▸ Task directions: Below is a block of records; reproduce all of them exactly and leave out any pictures.

▸ Data section:
● ● ● ● ●

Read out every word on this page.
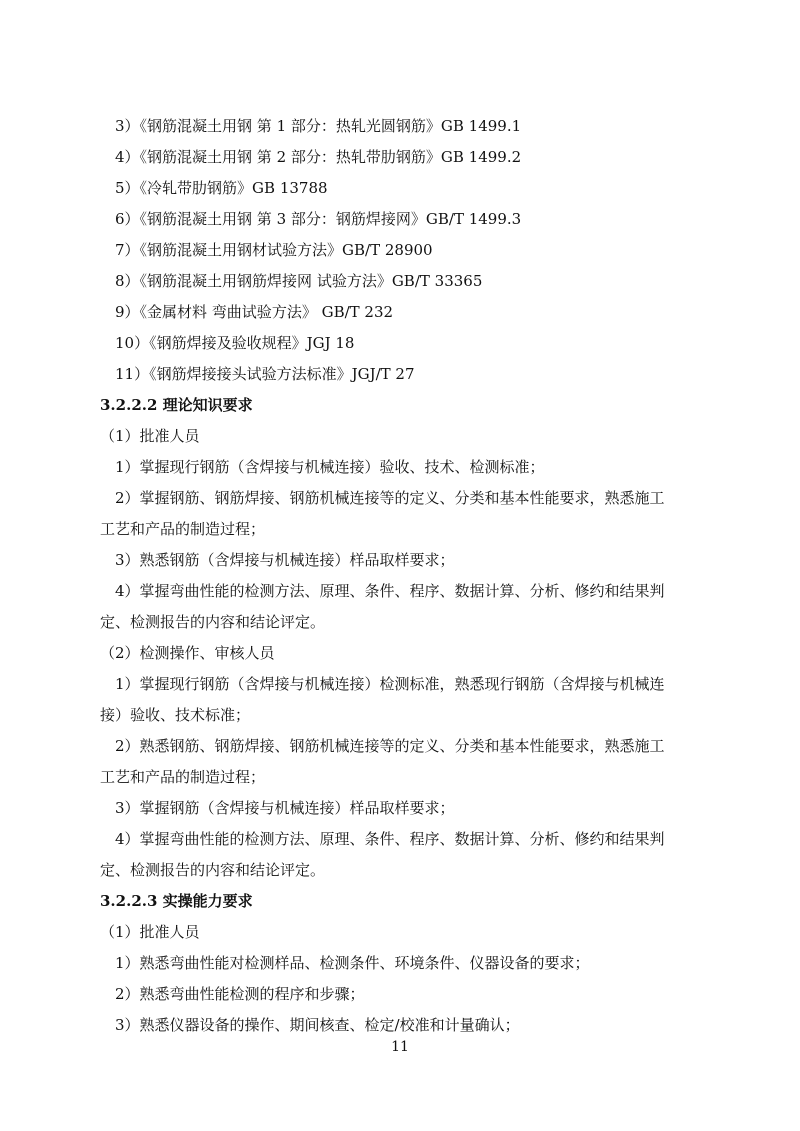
3）《钢筋混凝土用钢 第 1 部分：热轧光圆钢筋》GB 1499.1
4）《钢筋混凝土用钢 第 2 部分：热轧带肋钢筋》GB 1499.2
5）《冷轧带肋钢筋》GB 13788
6）《钢筋混凝土用钢 第 3 部分：钢筋焊接网》GB/T 1499.3
7）《钢筋混凝土用钢材试验方法》GB/T 28900
8）《钢筋混凝土用钢筋焊接网 试验方法》GB/T 33365
9）《金属材料 弯曲试验方法》 GB/T 232
10）《钢筋焊接及验收规程》JGJ 18
11）《钢筋焊接接头试验方法标准》JGJ/T 27
3.2.2.2 理论知识要求
（1）批准人员
1）掌握现行钢筋（含焊接与机械连接）验收、技术、检测标准；
2）掌握钢筋、钢筋焊接、钢筋机械连接等的定义、分类和基本性能要求，熟悉施工
工艺和产品的制造过程；
3）熟悉钢筋（含焊接与机械连接）样品取样要求；
4）掌握弯曲性能的检测方法、原理、条件、程序、数据计算、分析、修约和结果判
定、检测报告的内容和结论评定。
（2）检测操作、审核人员
1）掌握现行钢筋（含焊接与机械连接）检测标准，熟悉现行钢筋（含焊接与机械连
接）验收、技术标准；
2）熟悉钢筋、钢筋焊接、钢筋机械连接等的定义、分类和基本性能要求，熟悉施工
工艺和产品的制造过程；
3）掌握钢筋（含焊接与机械连接）样品取样要求；
4）掌握弯曲性能的检测方法、原理、条件、程序、数据计算、分析、修约和结果判
定、检测报告的内容和结论评定。
3.2.2.3 实操能力要求
（1）批准人员
1）熟悉弯曲性能对检测样品、检测条件、环境条件、仪器设备的要求；
2）熟悉弯曲性能检测的程序和步骤；
3）熟悉仪器设备的操作、期间核查、检定/校准和计量确认；
11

● ● ● ● ●

▸ The solution:
Read out every word on this page.
3）《钢筋混凝土用钢 第 1 部分：热轧光圆钢筋》GB 1499.1
4）《钢筋混凝土用钢 第 2 部分：热轧带肋钢筋》GB 1499.2
5）《冷轧带肋钢筋》GB 13788
6）《钢筋混凝土用钢 第 3 部分：钢筋焊接网》GB/T 1499.3
7）《钢筋混凝土用钢材试验方法》GB/T 28900
8）《钢筋混凝土用钢筋焊接网 试验方法》GB/T 33365
9）《金属材料 弯曲试验方法》 GB/T 232
10）《钢筋焊接及验收规程》JGJ 18
11）《钢筋焊接接头试验方法标准》JGJ/T 27
3.2.2.2 理论知识要求
（1）批准人员
1）掌握现行钢筋（含焊接与机械连接）验收、技术、检测标准；
2）掌握钢筋、钢筋焊接、钢筋机械连接等的定义、分类和基本性能要求，熟悉施工
工艺和产品的制造过程；
3）熟悉钢筋（含焊接与机械连接）样品取样要求；
4）掌握弯曲性能的检测方法、原理、条件、程序、数据计算、分析、修约和结果判
定、检测报告的内容和结论评定。
（2）检测操作、审核人员
1）掌握现行钢筋（含焊接与机械连接）检测标准，熟悉现行钢筋（含焊接与机械连
接）验收、技术标准；
2）熟悉钢筋、钢筋焊接、钢筋机械连接等的定义、分类和基本性能要求，熟悉施工
工艺和产品的制造过程；
3）掌握钢筋（含焊接与机械连接）样品取样要求；
4）掌握弯曲性能的检测方法、原理、条件、程序、数据计算、分析、修约和结果判
定、检测报告的内容和结论评定。
3.2.2.3 实操能力要求
（1）批准人员
1）熟悉弯曲性能对检测样品、检测条件、环境条件、仪器设备的要求；
2）熟悉弯曲性能检测的程序和步骤；
3）熟悉仪器设备的操作、期间核查、检定/校准和计量确认；
11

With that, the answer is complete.